Task to carry out:
Give the lines of the listing below as a JSON list of strings, one string per line, with blank lines left out. Include only the lines from the start of the listing up to and including the line containing "histogram-step: [492, 210, 503, 250]".

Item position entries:
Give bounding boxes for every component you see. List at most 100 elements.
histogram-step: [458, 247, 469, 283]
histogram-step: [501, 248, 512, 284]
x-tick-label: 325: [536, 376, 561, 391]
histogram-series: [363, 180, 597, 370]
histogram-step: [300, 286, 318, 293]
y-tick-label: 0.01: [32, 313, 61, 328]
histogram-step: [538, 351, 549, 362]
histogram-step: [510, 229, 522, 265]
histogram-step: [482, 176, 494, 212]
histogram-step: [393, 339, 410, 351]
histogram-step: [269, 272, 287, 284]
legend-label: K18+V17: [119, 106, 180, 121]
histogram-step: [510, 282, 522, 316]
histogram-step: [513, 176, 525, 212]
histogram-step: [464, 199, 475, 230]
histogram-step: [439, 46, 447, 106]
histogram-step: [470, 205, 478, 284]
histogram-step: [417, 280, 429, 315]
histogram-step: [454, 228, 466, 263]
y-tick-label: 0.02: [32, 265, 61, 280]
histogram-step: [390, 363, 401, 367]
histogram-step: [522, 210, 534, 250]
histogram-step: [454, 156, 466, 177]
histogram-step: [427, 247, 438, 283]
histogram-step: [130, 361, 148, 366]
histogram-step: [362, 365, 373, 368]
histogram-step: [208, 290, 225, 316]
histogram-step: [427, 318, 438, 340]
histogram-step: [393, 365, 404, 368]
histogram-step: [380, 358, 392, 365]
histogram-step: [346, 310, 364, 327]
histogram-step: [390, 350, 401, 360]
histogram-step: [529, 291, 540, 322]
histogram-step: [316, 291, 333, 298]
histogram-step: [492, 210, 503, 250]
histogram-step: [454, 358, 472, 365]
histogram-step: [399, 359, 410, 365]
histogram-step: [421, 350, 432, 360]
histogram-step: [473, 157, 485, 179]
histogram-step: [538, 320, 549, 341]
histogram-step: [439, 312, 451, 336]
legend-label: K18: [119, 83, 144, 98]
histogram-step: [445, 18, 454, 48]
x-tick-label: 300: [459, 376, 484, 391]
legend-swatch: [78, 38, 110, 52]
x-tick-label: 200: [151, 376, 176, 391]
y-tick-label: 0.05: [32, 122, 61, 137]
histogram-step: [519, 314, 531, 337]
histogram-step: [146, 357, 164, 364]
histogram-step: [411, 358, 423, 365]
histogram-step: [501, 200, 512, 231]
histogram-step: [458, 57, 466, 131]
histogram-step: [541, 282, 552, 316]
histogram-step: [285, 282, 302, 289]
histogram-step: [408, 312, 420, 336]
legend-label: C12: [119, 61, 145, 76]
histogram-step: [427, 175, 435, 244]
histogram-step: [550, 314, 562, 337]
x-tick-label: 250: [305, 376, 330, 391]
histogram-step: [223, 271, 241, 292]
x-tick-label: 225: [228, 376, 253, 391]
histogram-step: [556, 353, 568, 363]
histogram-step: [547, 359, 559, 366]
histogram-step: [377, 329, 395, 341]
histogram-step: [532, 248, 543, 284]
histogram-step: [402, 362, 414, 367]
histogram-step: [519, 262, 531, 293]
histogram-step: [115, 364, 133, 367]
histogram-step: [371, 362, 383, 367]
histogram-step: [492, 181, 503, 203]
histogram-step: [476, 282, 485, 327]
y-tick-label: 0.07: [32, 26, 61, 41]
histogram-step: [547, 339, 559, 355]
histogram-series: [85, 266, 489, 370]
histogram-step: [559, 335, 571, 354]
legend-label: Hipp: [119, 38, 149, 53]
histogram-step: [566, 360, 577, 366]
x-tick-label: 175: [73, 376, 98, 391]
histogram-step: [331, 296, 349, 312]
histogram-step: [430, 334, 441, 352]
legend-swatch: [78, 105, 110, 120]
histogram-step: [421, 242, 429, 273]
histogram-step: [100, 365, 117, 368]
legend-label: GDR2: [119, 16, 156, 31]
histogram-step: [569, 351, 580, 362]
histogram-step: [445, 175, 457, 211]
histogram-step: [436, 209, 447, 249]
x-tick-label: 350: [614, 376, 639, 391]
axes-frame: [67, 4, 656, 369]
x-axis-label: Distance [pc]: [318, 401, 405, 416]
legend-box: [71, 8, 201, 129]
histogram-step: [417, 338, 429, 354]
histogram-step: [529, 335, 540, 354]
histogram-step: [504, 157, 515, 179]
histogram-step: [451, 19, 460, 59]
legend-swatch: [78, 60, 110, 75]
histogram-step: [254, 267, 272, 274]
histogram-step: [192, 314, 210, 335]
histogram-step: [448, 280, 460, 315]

Answer to this exercise:
[
  "Give bounding boxes for every component you see. List at most 100 elements.",
  "histogram-step: [458, 247, 469, 283]",
  "histogram-step: [501, 248, 512, 284]",
  "x-tick-label: 325: [536, 376, 561, 391]",
  "histogram-series: [363, 180, 597, 370]",
  "histogram-step: [300, 286, 318, 293]",
  "y-tick-label: 0.01: [32, 313, 61, 328]",
  "histogram-step: [538, 351, 549, 362]",
  "histogram-step: [510, 229, 522, 265]",
  "histogram-step: [482, 176, 494, 212]",
  "histogram-step: [393, 339, 410, 351]",
  "histogram-step: [269, 272, 287, 284]",
  "legend-label: K18+V17: [119, 106, 180, 121]",
  "histogram-step: [510, 282, 522, 316]",
  "histogram-step: [513, 176, 525, 212]",
  "histogram-step: [464, 199, 475, 230]",
  "histogram-step: [439, 46, 447, 106]",
  "histogram-step: [470, 205, 478, 284]",
  "histogram-step: [417, 280, 429, 315]",
  "histogram-step: [454, 228, 466, 263]",
  "y-tick-label: 0.02: [32, 265, 61, 280]",
  "histogram-step: [390, 363, 401, 367]",
  "histogram-step: [522, 210, 534, 250]",
  "histogram-step: [454, 156, 466, 177]",
  "histogram-step: [427, 247, 438, 283]",
  "histogram-step: [130, 361, 148, 366]",
  "histogram-step: [362, 365, 373, 368]",
  "histogram-step: [208, 290, 225, 316]",
  "histogram-step: [427, 318, 438, 340]",
  "histogram-step: [393, 365, 404, 368]",
  "histogram-step: [380, 358, 392, 365]",
  "histogram-step: [346, 310, 364, 327]",
  "histogram-step: [390, 350, 401, 360]",
  "histogram-step: [529, 291, 540, 322]",
  "histogram-step: [316, 291, 333, 298]",
  "histogram-step: [492, 210, 503, 250]"
]